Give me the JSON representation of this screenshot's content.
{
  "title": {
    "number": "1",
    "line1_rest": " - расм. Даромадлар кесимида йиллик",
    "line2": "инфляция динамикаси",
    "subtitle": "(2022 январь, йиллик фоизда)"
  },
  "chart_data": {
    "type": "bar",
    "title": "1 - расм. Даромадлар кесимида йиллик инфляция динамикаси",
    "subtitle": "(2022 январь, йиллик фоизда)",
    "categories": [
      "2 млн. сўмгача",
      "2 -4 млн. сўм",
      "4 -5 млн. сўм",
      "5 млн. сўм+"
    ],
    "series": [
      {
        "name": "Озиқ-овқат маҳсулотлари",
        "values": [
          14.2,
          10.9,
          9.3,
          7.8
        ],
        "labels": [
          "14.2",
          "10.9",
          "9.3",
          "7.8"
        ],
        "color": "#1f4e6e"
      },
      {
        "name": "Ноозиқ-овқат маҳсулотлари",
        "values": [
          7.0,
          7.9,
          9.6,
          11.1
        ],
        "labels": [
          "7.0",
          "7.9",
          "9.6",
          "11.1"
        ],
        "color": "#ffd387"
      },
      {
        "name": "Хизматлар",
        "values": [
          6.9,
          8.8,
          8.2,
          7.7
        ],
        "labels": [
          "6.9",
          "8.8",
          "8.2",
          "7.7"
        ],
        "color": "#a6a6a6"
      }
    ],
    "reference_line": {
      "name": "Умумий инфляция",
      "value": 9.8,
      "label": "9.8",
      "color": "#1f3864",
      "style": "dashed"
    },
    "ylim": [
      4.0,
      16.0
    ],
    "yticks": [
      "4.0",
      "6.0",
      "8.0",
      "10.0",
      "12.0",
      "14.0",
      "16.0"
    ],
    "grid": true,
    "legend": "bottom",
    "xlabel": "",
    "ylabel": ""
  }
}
☆ ☆ ☆ ☆ ☆
- [What to produce] Produce a verbatim transcription of the entries above.

- [Response to the exercise]
Give me the JSON representation of this screenshot's content.
{
  "title": {
    "number": "1",
    "line1_rest": " - расм. Даромадлар кесимида йиллик",
    "line2": "инфляция динамикаси",
    "subtitle": "(2022 январь, йиллик фоизда)"
  },
  "chart_data": {
    "type": "bar",
    "title": "1 - расм. Даромадлар кесимида йиллик инфляция динамикаси",
    "subtitle": "(2022 январь, йиллик фоизда)",
    "categories": [
      "2 млн. сўмгача",
      "2 -4 млн. сўм",
      "4 -5 млн. сўм",
      "5 млн. сўм+"
    ],
    "series": [
      {
        "name": "Озиқ-овқат маҳсулотлари",
        "values": [
          14.2,
          10.9,
          9.3,
          7.8
        ],
        "labels": [
          "14.2",
          "10.9",
          "9.3",
          "7.8"
        ],
        "color": "#1f4e6e"
      },
      {
        "name": "Ноозиқ-овқат маҳсулотлари",
        "values": [
          7.0,
          7.9,
          9.6,
          11.1
        ],
        "labels": [
          "7.0",
          "7.9",
          "9.6",
          "11.1"
        ],
        "color": "#ffd387"
      },
      {
        "name": "Хизматлар",
        "values": [
          6.9,
          8.8,
          8.2,
          7.7
        ],
        "labels": [
          "6.9",
          "8.8",
          "8.2",
          "7.7"
        ],
        "color": "#a6a6a6"
      }
    ],
    "reference_line": {
      "name": "Умумий инфляция",
      "value": 9.8,
      "label": "9.8",
      "color": "#1f3864",
      "style": "dashed"
    },
    "ylim": [
      4.0,
      16.0
    ],
    "yticks": [
      "4.0",
      "6.0",
      "8.0",
      "10.0",
      "12.0",
      "14.0",
      "16.0"
    ],
    "grid": true,
    "legend": "bottom",
    "xlabel": "",
    "ylabel": ""
  }
}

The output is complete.